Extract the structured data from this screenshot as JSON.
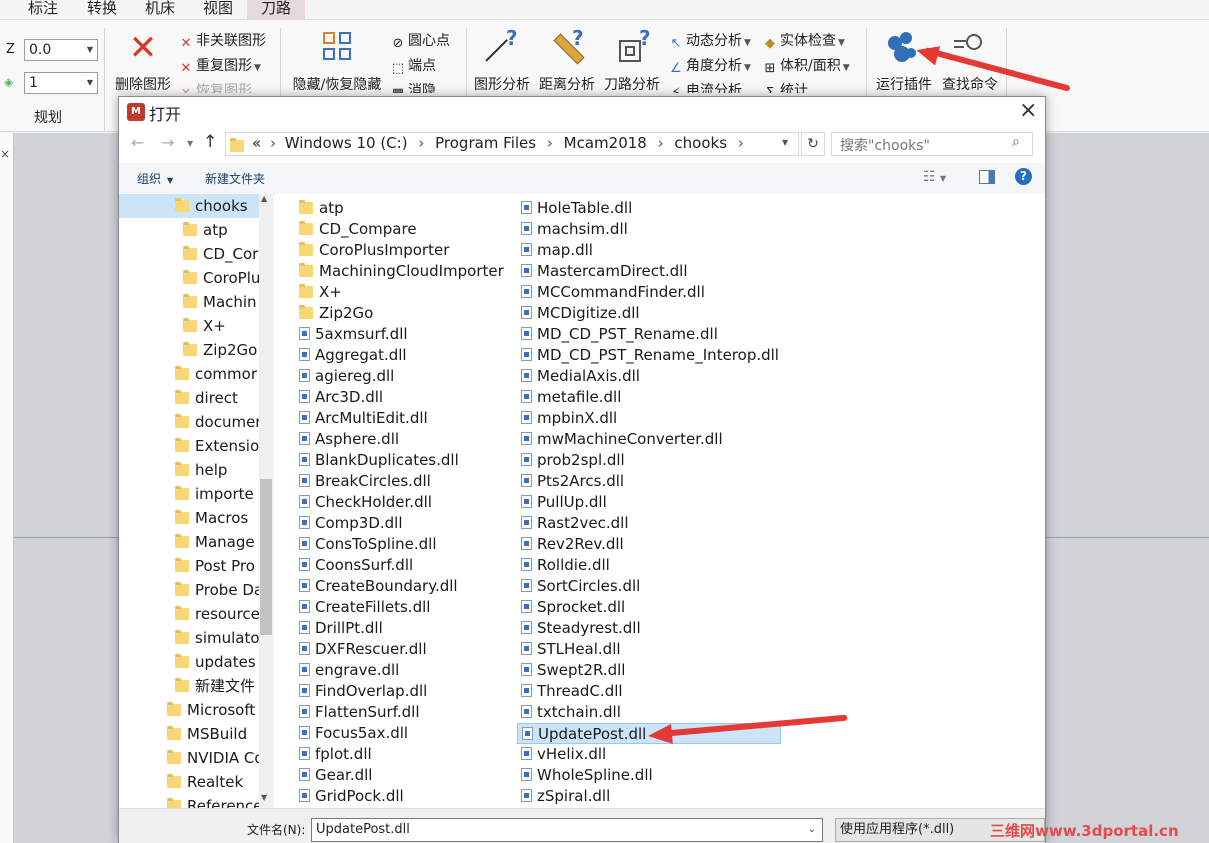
{
  "menu": [
    "标注",
    "转换",
    "机床",
    "视图",
    "刀路"
  ],
  "ribbon": {
    "plan": {
      "z_label": "Z",
      "z_value": "0.0",
      "level_value": "1",
      "group_label": "规划"
    },
    "delete_figure": "删除图形",
    "small_group1": [
      "非关联图形",
      "重复图形",
      "恢复图形"
    ],
    "hide_restore": "隐藏/恢复隐藏",
    "small_group2": [
      "圆心点",
      "端点",
      "消隐"
    ],
    "figure_analysis": "图形分析",
    "distance_analysis": "距离分析",
    "toolpath_analysis": "刀路分析",
    "small_group3": [
      "动态分析",
      "角度分析",
      "电流分析"
    ],
    "small_group4": [
      "实体检查",
      "体积/面积",
      "统计"
    ],
    "run_addin": "运行插件",
    "find_command": "查找命令"
  },
  "dialog": {
    "title": "打开",
    "breadcrumb": [
      "«",
      "Windows 10 (C:)",
      "Program Files",
      "Mcam2018",
      "chooks"
    ],
    "search_placeholder": "搜索\"chooks\"",
    "organize": "组织",
    "new_folder": "新建文件夹",
    "tree": [
      {
        "label": "chooks",
        "level": 1,
        "selected": true
      },
      {
        "label": "atp",
        "level": 2
      },
      {
        "label": "CD_Cor",
        "level": 2
      },
      {
        "label": "CoroPlu",
        "level": 2
      },
      {
        "label": "Machin",
        "level": 2
      },
      {
        "label": "X+",
        "level": 2
      },
      {
        "label": "Zip2Go",
        "level": 2
      },
      {
        "label": "commor",
        "level": 1
      },
      {
        "label": "direct",
        "level": 1
      },
      {
        "label": "documer",
        "level": 1
      },
      {
        "label": "Extensio",
        "level": 1
      },
      {
        "label": "help",
        "level": 1
      },
      {
        "label": "importe",
        "level": 1
      },
      {
        "label": "Macros",
        "level": 1
      },
      {
        "label": "Manage",
        "level": 1
      },
      {
        "label": "Post Pro",
        "level": 1
      },
      {
        "label": "Probe Da",
        "level": 1
      },
      {
        "label": "resource",
        "level": 1
      },
      {
        "label": "simulato",
        "level": 1
      },
      {
        "label": "updates",
        "level": 1
      },
      {
        "label": "新建文件",
        "level": 1
      },
      {
        "label": "Microsoft",
        "level": 0
      },
      {
        "label": "MSBuild",
        "level": 0
      },
      {
        "label": "NVIDIA Co",
        "level": 0
      },
      {
        "label": "Realtek",
        "level": 0
      },
      {
        "label": "Reference",
        "level": 0
      }
    ],
    "col1": [
      {
        "name": "atp",
        "type": "folder"
      },
      {
        "name": "CD_Compare",
        "type": "folder"
      },
      {
        "name": "CoroPlusImporter",
        "type": "folder"
      },
      {
        "name": "MachiningCloudImporter",
        "type": "folder"
      },
      {
        "name": "X+",
        "type": "folder"
      },
      {
        "name": "Zip2Go",
        "type": "folder"
      },
      {
        "name": "5axmsurf.dll",
        "type": "dll"
      },
      {
        "name": "Aggregat.dll",
        "type": "dll"
      },
      {
        "name": "agiereg.dll",
        "type": "dll"
      },
      {
        "name": "Arc3D.dll",
        "type": "dll"
      },
      {
        "name": "ArcMultiEdit.dll",
        "type": "dll"
      },
      {
        "name": "Asphere.dll",
        "type": "dll"
      },
      {
        "name": "BlankDuplicates.dll",
        "type": "dll"
      },
      {
        "name": "BreakCircles.dll",
        "type": "dll"
      },
      {
        "name": "CheckHolder.dll",
        "type": "dll"
      },
      {
        "name": "Comp3D.dll",
        "type": "dll"
      },
      {
        "name": "ConsToSpline.dll",
        "type": "dll"
      },
      {
        "name": "CoonsSurf.dll",
        "type": "dll"
      },
      {
        "name": "CreateBoundary.dll",
        "type": "dll"
      },
      {
        "name": "CreateFillets.dll",
        "type": "dll"
      },
      {
        "name": "DrillPt.dll",
        "type": "dll"
      },
      {
        "name": "DXFRescuer.dll",
        "type": "dll"
      },
      {
        "name": "engrave.dll",
        "type": "dll"
      },
      {
        "name": "FindOverlap.dll",
        "type": "dll"
      },
      {
        "name": "FlattenSurf.dll",
        "type": "dll"
      },
      {
        "name": "Focus5ax.dll",
        "type": "dll"
      },
      {
        "name": "fplot.dll",
        "type": "dll"
      },
      {
        "name": "Gear.dll",
        "type": "dll"
      },
      {
        "name": "GridPock.dll",
        "type": "dll"
      }
    ],
    "col2": [
      {
        "name": "HoleTable.dll",
        "type": "dll"
      },
      {
        "name": "machsim.dll",
        "type": "dll"
      },
      {
        "name": "map.dll",
        "type": "dll"
      },
      {
        "name": "MastercamDirect.dll",
        "type": "dll"
      },
      {
        "name": "MCCommandFinder.dll",
        "type": "dll"
      },
      {
        "name": "MCDigitize.dll",
        "type": "dll"
      },
      {
        "name": "MD_CD_PST_Rename.dll",
        "type": "dll"
      },
      {
        "name": "MD_CD_PST_Rename_Interop.dll",
        "type": "dll"
      },
      {
        "name": "MedialAxis.dll",
        "type": "dll"
      },
      {
        "name": "metafile.dll",
        "type": "dll"
      },
      {
        "name": "mpbinX.dll",
        "type": "dll"
      },
      {
        "name": "mwMachineConverter.dll",
        "type": "dll"
      },
      {
        "name": "prob2spl.dll",
        "type": "dll"
      },
      {
        "name": "Pts2Arcs.dll",
        "type": "dll"
      },
      {
        "name": "PullUp.dll",
        "type": "dll"
      },
      {
        "name": "Rast2vec.dll",
        "type": "dll"
      },
      {
        "name": "Rev2Rev.dll",
        "type": "dll"
      },
      {
        "name": "Rolldie.dll",
        "type": "dll"
      },
      {
        "name": "SortCircles.dll",
        "type": "dll"
      },
      {
        "name": "Sprocket.dll",
        "type": "dll"
      },
      {
        "name": "Steadyrest.dll",
        "type": "dll"
      },
      {
        "name": "STLHeal.dll",
        "type": "dll"
      },
      {
        "name": "Swept2R.dll",
        "type": "dll"
      },
      {
        "name": "ThreadC.dll",
        "type": "dll"
      },
      {
        "name": "txtchain.dll",
        "type": "dll"
      },
      {
        "name": "UpdatePost.dll",
        "type": "dll",
        "selected": true
      },
      {
        "name": "vHelix.dll",
        "type": "dll"
      },
      {
        "name": "WholeSpline.dll",
        "type": "dll"
      },
      {
        "name": "zSpiral.dll",
        "type": "dll"
      }
    ],
    "filename_label": "文件名(N):",
    "filename_value": "UpdatePost.dll",
    "filter_value": "使用应用程序(*.dll)"
  },
  "watermark": "三维网www.3dportal.cn",
  "colors": {
    "accent": "#0078d7",
    "arrow": "#e53935",
    "selection": "#cce4f7"
  }
}
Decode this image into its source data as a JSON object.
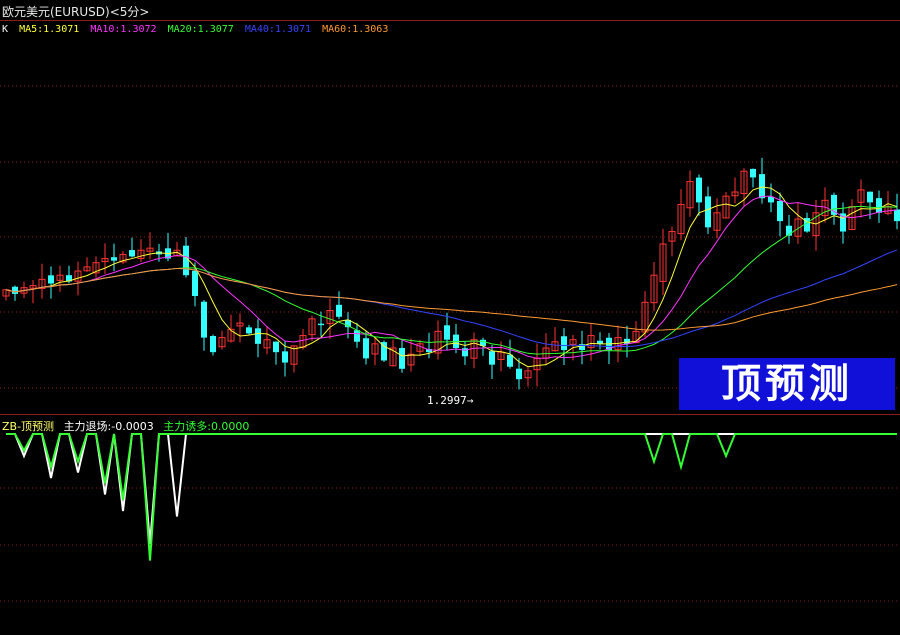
{
  "title": "欧元美元(EURUSD)<5分>",
  "ma_bar": [
    {
      "label": "K",
      "color": "#ffffff"
    },
    {
      "label": "MA5:1.3071",
      "color": "#ffff33"
    },
    {
      "label": "MA10:1.3072",
      "color": "#ff33ff"
    },
    {
      "label": "MA20:1.3077",
      "color": "#33ff33"
    },
    {
      "label": "MA40:1.3071",
      "color": "#3344ff"
    },
    {
      "label": "MA60:1.3063",
      "color": "#ff9933"
    }
  ],
  "indicator_bar": [
    {
      "label": "ZB-顶预测",
      "color": "#ffff66"
    },
    {
      "label": "主力退场:-0.0003",
      "color": "#ffffff"
    },
    {
      "label": "主力诱多:0.0000",
      "color": "#33ff33"
    }
  ],
  "badge_text": "顶预测",
  "low_label": "1.2997→",
  "colors": {
    "up": "#ff3333",
    "down": "#33ffff",
    "grid": "#8a1e1e"
  },
  "chart_data": [
    {
      "type": "candlestick",
      "title": "欧元美元(EURUSD)<5分>",
      "price_close": [
        1.3038,
        1.3036,
        1.3039,
        1.304,
        1.3043,
        1.3041,
        1.3045,
        1.3042,
        1.3047,
        1.3049,
        1.3051,
        1.3053,
        1.3052,
        1.3055,
        1.3054,
        1.3057,
        1.3058,
        1.3055,
        1.3053,
        1.3057,
        1.3045,
        1.3035,
        1.3015,
        1.3008,
        1.3015,
        1.3019,
        1.3022,
        1.3017,
        1.3012,
        1.3014,
        1.3008,
        1.3003,
        1.3011,
        1.3016,
        1.3024,
        1.3021,
        1.3028,
        1.3025,
        1.302,
        1.3013,
        1.3005,
        1.3012,
        1.3004,
        1.301,
        1.3,
        1.3007,
        1.3012,
        1.3008,
        1.3018,
        1.3014,
        1.301,
        1.3006,
        1.3014,
        1.3011,
        1.3002,
        1.3008,
        1.3001,
        1.2995,
        1.2999,
        1.3005,
        1.301,
        1.3013,
        1.3009,
        1.3014,
        1.3009,
        1.3016,
        1.3012,
        1.3009,
        1.3015,
        1.3012,
        1.3018,
        1.3032,
        1.3045,
        1.306,
        1.3066,
        1.3079,
        1.309,
        1.308,
        1.3068,
        1.3075,
        1.3083,
        1.3085,
        1.3095,
        1.3092,
        1.3082,
        1.308,
        1.3071,
        1.3064,
        1.3072,
        1.3066,
        1.3075,
        1.3081,
        1.3074,
        1.3066,
        1.3078,
        1.3086,
        1.308,
        1.3075,
        1.3078,
        1.3071
      ],
      "ma5_last": 1.3071,
      "ma10_last": 1.3072,
      "ma20_last": 1.3077,
      "ma40_last": 1.3071,
      "ma60_last": 1.3063,
      "annotation_low": 1.2997
    },
    {
      "type": "line",
      "title": "ZB-顶预测",
      "series": [
        {
          "name": "主力退场",
          "spikes": [
            [
              2,
              4
            ],
            [
              5,
              8
            ],
            [
              8,
              7
            ],
            [
              11,
              11
            ],
            [
              13,
              14
            ],
            [
              16,
              20
            ],
            [
              19,
              15
            ]
          ]
        },
        {
          "name": "主力诱多",
          "spikes": [
            [
              2,
              3
            ],
            [
              5,
              6
            ],
            [
              8,
              5
            ],
            [
              11,
              9
            ],
            [
              13,
              12
            ],
            [
              16,
              23
            ],
            [
              72,
              5
            ],
            [
              75,
              6
            ],
            [
              80,
              4
            ]
          ]
        }
      ]
    }
  ]
}
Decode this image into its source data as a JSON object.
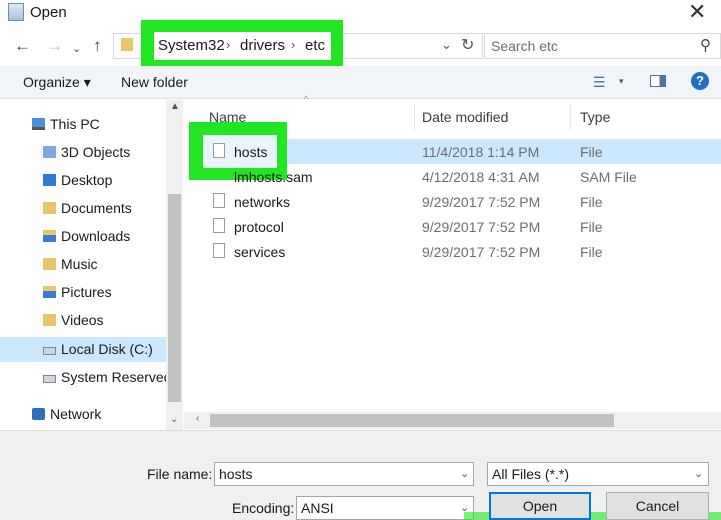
{
  "window": {
    "title": "Open",
    "close_glyph": "✕"
  },
  "address": {
    "crumbs": [
      "System32",
      "drivers",
      "etc"
    ],
    "separator": "›",
    "search_placeholder": "Search etc"
  },
  "toolbar": {
    "organize": "Organize ▾",
    "new_folder": "New folder"
  },
  "nav": {
    "items": [
      {
        "label": "This PC",
        "icon": "pc-icon"
      },
      {
        "label": "3D Objects",
        "icon": "3d-objects-icon"
      },
      {
        "label": "Desktop",
        "icon": "desktop-icon"
      },
      {
        "label": "Documents",
        "icon": "documents-icon"
      },
      {
        "label": "Downloads",
        "icon": "downloads-icon"
      },
      {
        "label": "Music",
        "icon": "music-icon"
      },
      {
        "label": "Pictures",
        "icon": "pictures-icon"
      },
      {
        "label": "Videos",
        "icon": "videos-icon"
      },
      {
        "label": "Local Disk (C:)",
        "icon": "drive-icon",
        "selected": true
      },
      {
        "label": "System Reserved",
        "icon": "drive-icon"
      },
      {
        "label": "Network",
        "icon": "network-icon"
      }
    ]
  },
  "list": {
    "columns": [
      "Name",
      "Date modified",
      "Type"
    ],
    "rows": [
      {
        "name": "hosts",
        "date": "11/4/2018 1:14 PM",
        "type": "File",
        "selected": true
      },
      {
        "name": "lmhosts.sam",
        "date": "4/12/2018 4:31 AM",
        "type": "SAM File"
      },
      {
        "name": "networks",
        "date": "9/29/2017 7:52 PM",
        "type": "File"
      },
      {
        "name": "protocol",
        "date": "9/29/2017 7:52 PM",
        "type": "File"
      },
      {
        "name": "services",
        "date": "9/29/2017 7:52 PM",
        "type": "File"
      }
    ]
  },
  "bottom": {
    "filename_label": "File name:",
    "filename_value": "hosts",
    "filter_value": "All Files  (*.*)",
    "encoding_label": "Encoding:",
    "encoding_value": "ANSI",
    "open_label": "Open",
    "cancel_label": "Cancel"
  },
  "colors": {
    "highlight": "#22e622",
    "selection": "#cce8ff",
    "accent": "#0078d7"
  }
}
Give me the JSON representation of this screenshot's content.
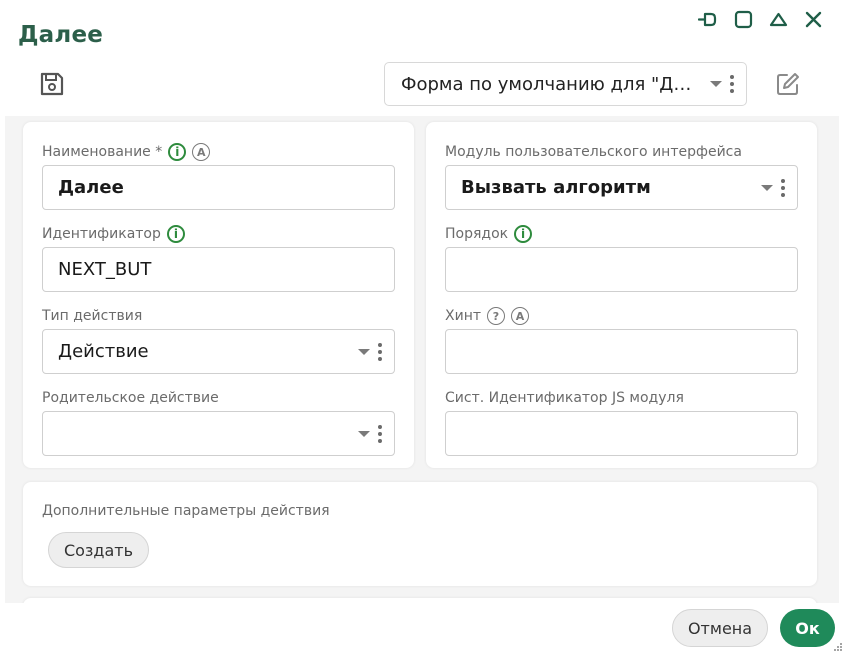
{
  "window": {
    "title": "Далее",
    "controls": [
      "pin-icon",
      "maximize-icon",
      "collapse-icon",
      "close-icon"
    ]
  },
  "toolbar": {
    "save_icon": "save-icon",
    "form_select_value": "Форма по умолчанию для \"Действие\"",
    "edit_icon": "edit-icon"
  },
  "left": {
    "name_label": "Наименование *",
    "name_value": "Далее",
    "id_label": "Идентификатор",
    "id_value": "NEXT_BUT",
    "type_label": "Тип действия",
    "type_value": "Действие",
    "parent_label": "Родительское действие",
    "parent_value": ""
  },
  "right": {
    "module_label": "Модуль пользовательского интерфейса",
    "module_value": "Вызвать алгоритм",
    "order_label": "Порядок",
    "order_value": "",
    "hint_label": "Хинт",
    "hint_value": "",
    "js_label": "Сист. Идентификатор JS модуля",
    "js_value": ""
  },
  "extra": {
    "label": "Дополнительные параметры действия",
    "create_label": "Создать"
  },
  "footer": {
    "cancel_label": "Отмена",
    "ok_label": "Ок"
  },
  "colors": {
    "title": "#2c5f4a",
    "accent": "#1f8a5a",
    "info": "#2e8b3d"
  }
}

⁂

→ EXERCISE BRIEF:
Check each line of the records for "Идентификатор" and copy the ones that contain it.

→ RESPONSE:
    "id_label": "Идентификатор",
    "js_label": "Сист. Идентификатор JS модуля",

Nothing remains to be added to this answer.